— BEGIN TEXT —

Merge tag 'spdx_identifiers-4.14-rc8' of git://git.kernel.org/pub/scm/linux/kernel/git/gregkh/driver-core

Pull initial SPDX identifiers from Greg KH:
 "License cleanup: add SPDX license identifiers to some files

  Many source files in the tree are missing licensing information, which
  makes it harder for compliance tools to determine the correct license.

  By default all files without license information are under the default
  license of the kernel, which is GPL version 2.

  Update the files which contain no license information with the
  'GPL-2.0' SPDX license identifier. The SPDX identifier is a legally
  binding shorthand, which can be used instead of the full boiler plate
  text.

  This patch is based on work done by Thomas Gleixner and Kate Stewart
  and Philippe Ombredanne.

  How this work was done:

  Patches were generated and checked against linux-4.14-rc6 for a subset
  of the use cases:

   - file had no licensing information it it.

   - file was a */uapi/* one with no licensing information in it,

   - file was a */uapi/* one with existing licensing information,

  Further patches will be generated in subsequent months to fix up cases
  where non-standard license headers were used, and references to
  license had to be inferred by heuristics based on keywords.

  The analysis to determine which SPDX License Identifier to be applied
  to a file was done in a spreadsheet of side by side results from of
  the output of two independent scanners (ScanCode & Windriver)
  producing SPDX tag:value files created by Philippe Ombredanne.
  Philippe prepared the base worksheet, and did an initial spot review
  of a few 1000 files.

  The 4.13 kernel was the starting point of the analysis with 60,537
  files assessed. Kate Stewart did a file by file comparison of the
  scanner results in the spreadsheet to determine which SPDX license
  identifier(s) to be applied to the file. She confirmed any
  determination that was not immediately clear with lawyers working with
  the Linux Foundation.

  Criteria used to select files for SPDX license identifier tagging was:

   - Files considered eligible had to be source code files.

   - Make and config files were included as candidates if they contained
     >5 lines of source

   - File already had some variant of a license header in it (even if <5
     lines).

  All documentation files were explicitly excluded.

  The following heuristics were used to determine which SPDX license
  identifiers to apply.

   - when both scanners couldn't find any license traces, file was
     considered to have no license information in it, and the top level
     COPYING file license applied.

     For non */uapi/* files that summary was:

       SPDX license identifier                            # files
       ---------------------------------------------------|-------
       GPL-2.0                                              11139

     and resulted in the first patch in this series.

     If that file was a */uapi/* path one, it was "GPL-2.0 WITH
     Linux-syscall-note" otherwise it was "GPL-2.0". Results of that
     was:

       SPDX license identifier                            # files
       ---------------------------------------------------|-------
       GPL-2.0 WITH Linux-syscall-note                        930

     and resulted in the second patch in this series.

— END TEXT —

INSTRUCTION A:
According to the commit message, how many files were assessed in the analysis that started from the 4.13 kernel?
INSTRUCTION B:
Please sum up the commit message in two sentences.
INSTRUCTION C:
For each statement, say whether the commit message agrees with it, and quote the words that decide it: (i) Documentation files were left out of the tagging. (ii) The patches were checked against linux-4.13. (iii) Kate Stewart prepared the base worksheet.
The lines after this point have nothing to do with the commit message.

— BEGIN SUPPLIED INFORMATION —

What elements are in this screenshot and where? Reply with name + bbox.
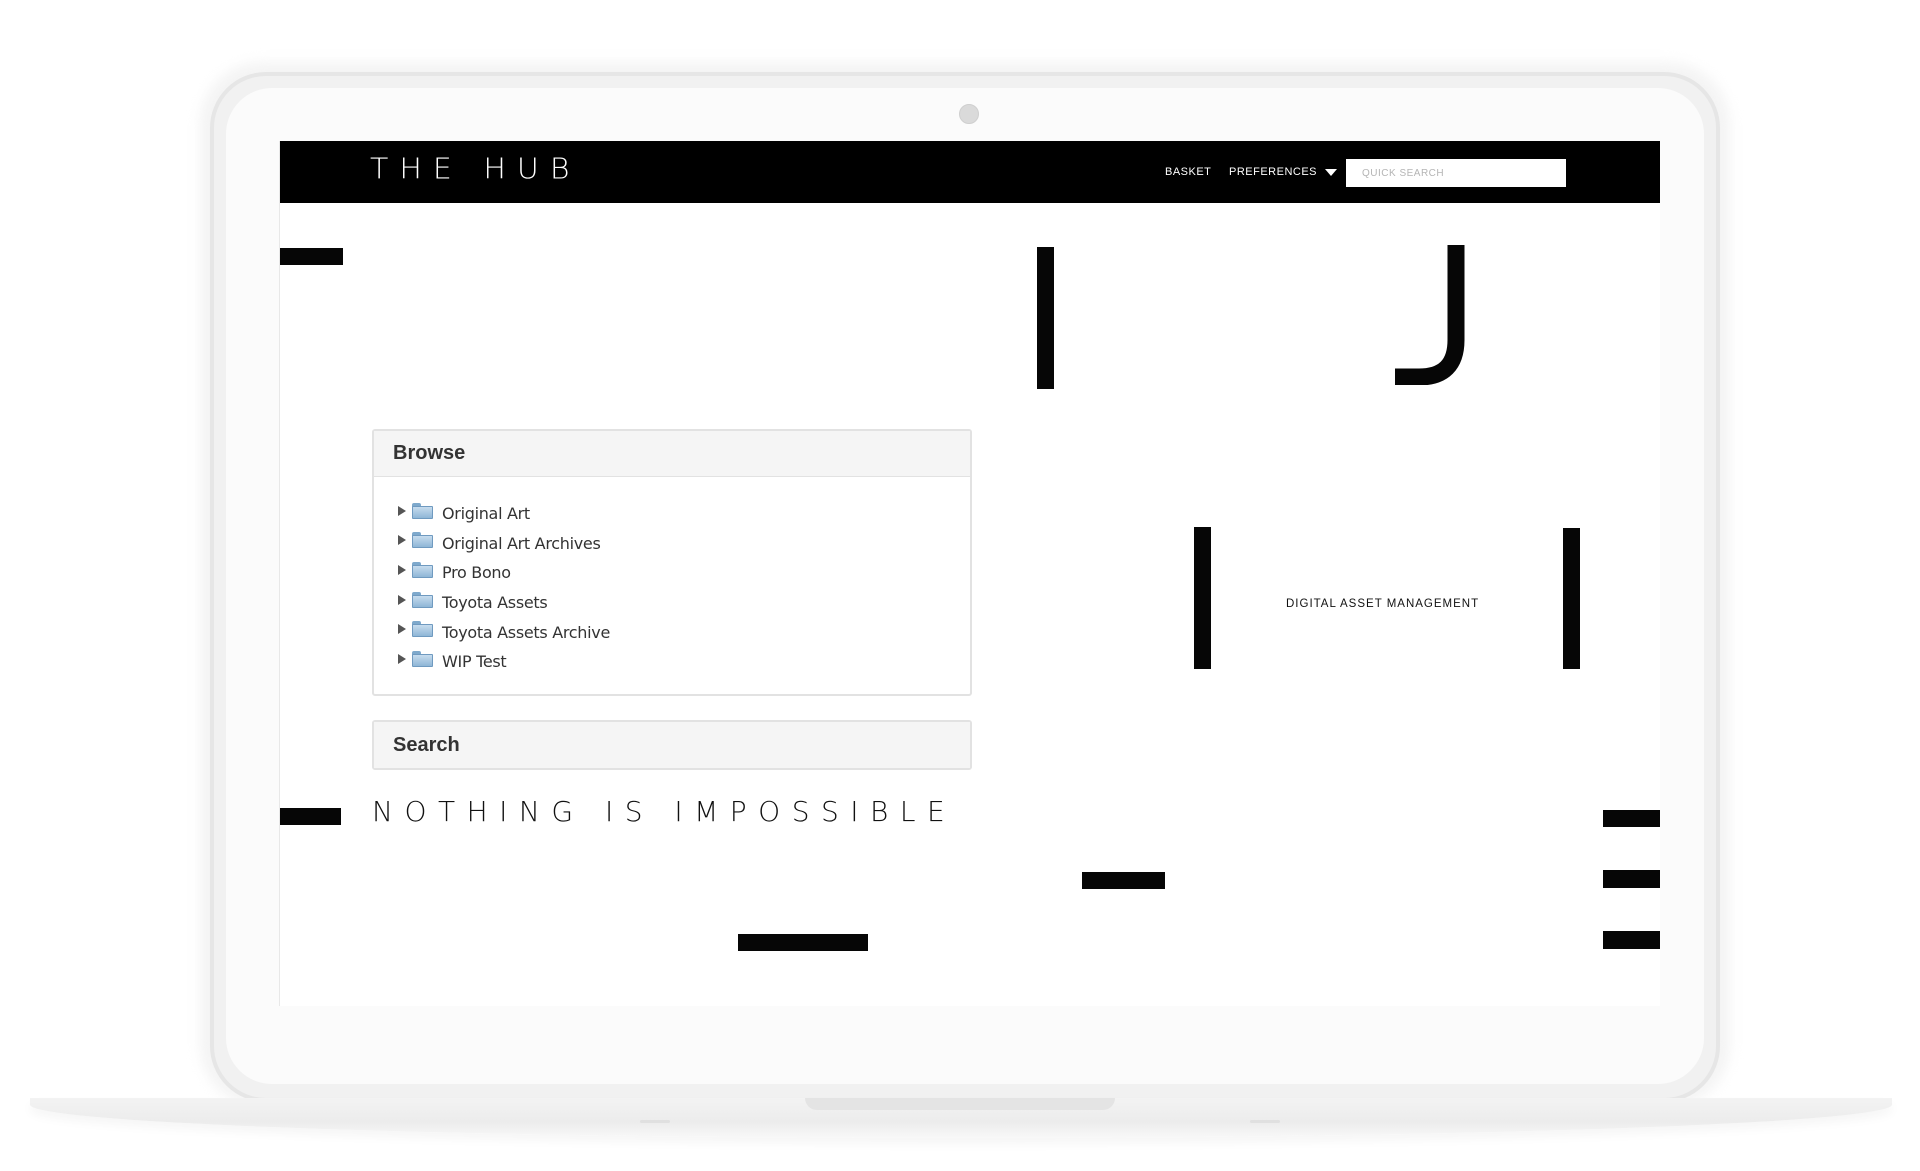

— END SUPPLIED INFORMATION —

FINISHED ANSWER A:
60,537 files were assessed.

FINISHED ANSWER B:
The commit message describes adding the 'GPL-2.0' SPDX license identifier to kernel source files that had no licensing information, since such files fall under the kernel's default license, GPL version 2, and */uapi/* files received "GPL-2.0 WITH Linux-syscall-note" instead. The identifiers were chosen from a spreadsheet comparing the results of two independent scanners, with Kate Stewart comparing the scanner results file by file and confirming unclear cases with lawyers working with the Linux Foundation.

FINISHED ANSWER C:
(i) Yes: "All documentation files were explicitly excluded."
(ii) No: "Patches were generated and checked against linux-4.14-rc6"
(iii) No: "Philippe prepared the base worksheet"